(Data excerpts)

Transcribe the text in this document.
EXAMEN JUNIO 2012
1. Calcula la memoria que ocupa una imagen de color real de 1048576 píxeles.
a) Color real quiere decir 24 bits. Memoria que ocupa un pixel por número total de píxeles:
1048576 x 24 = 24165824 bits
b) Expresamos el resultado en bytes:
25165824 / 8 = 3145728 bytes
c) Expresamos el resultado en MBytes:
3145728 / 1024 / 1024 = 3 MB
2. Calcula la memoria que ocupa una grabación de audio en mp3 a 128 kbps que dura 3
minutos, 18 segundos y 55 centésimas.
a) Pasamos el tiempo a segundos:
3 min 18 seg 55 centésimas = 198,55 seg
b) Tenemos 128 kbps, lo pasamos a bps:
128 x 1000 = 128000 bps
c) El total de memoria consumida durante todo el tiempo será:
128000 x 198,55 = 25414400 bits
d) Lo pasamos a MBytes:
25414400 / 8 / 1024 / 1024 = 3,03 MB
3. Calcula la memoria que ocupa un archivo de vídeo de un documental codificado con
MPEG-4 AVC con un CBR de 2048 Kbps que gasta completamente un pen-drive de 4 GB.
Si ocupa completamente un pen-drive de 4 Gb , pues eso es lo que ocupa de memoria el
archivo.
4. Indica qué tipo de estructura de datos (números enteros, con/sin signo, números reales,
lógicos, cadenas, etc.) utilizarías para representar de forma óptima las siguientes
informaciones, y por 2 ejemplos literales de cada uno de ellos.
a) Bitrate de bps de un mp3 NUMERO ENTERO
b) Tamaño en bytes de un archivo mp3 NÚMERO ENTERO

--

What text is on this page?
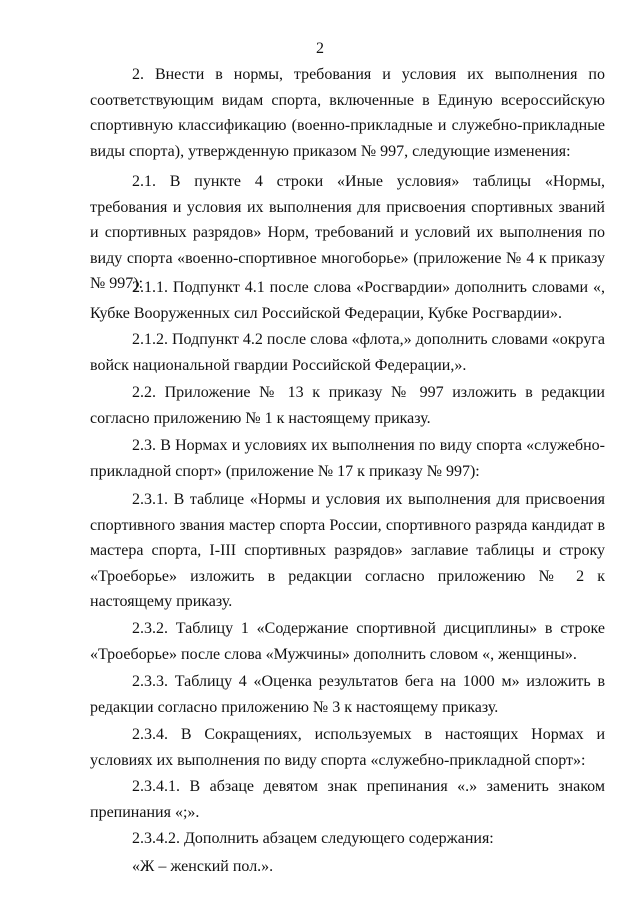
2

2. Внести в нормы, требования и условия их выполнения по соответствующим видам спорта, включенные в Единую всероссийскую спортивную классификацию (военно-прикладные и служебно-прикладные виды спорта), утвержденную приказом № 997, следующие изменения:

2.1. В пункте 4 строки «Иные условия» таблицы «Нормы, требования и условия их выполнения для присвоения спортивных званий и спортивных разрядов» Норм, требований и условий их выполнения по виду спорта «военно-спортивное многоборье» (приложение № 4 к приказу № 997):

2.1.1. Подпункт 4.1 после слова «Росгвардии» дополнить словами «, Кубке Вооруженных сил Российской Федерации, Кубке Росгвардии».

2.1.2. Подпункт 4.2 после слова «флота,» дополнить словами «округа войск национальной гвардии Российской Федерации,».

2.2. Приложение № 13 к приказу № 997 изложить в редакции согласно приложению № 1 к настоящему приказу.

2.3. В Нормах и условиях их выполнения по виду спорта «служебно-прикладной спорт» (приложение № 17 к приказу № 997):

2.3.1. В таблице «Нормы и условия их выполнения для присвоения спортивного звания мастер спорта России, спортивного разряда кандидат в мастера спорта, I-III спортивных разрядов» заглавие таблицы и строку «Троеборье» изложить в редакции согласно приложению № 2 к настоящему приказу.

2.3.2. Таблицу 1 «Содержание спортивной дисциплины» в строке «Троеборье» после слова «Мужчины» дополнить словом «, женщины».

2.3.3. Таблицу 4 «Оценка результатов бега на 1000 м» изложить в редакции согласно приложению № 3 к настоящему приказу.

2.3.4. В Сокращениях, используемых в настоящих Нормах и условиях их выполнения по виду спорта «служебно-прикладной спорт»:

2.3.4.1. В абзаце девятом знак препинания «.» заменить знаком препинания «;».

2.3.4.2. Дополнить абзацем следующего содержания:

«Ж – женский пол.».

...

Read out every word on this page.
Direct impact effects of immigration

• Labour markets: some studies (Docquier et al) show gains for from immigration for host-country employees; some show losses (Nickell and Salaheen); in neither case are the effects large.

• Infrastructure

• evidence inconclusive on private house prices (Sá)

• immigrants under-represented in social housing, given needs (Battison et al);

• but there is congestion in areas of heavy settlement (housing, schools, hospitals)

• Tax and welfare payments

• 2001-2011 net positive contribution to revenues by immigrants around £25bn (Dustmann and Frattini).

» **What is being asked**: Search the listing for the word "bits" and return each line that holds it.

» **Exercise output**:
a) Color real quiere decir 24 bits. Memoria que ocupa un pixel por número total de píxeles:
1048576 x 24 = 24165824 bits
128000 x 198,55 = 25414400 bits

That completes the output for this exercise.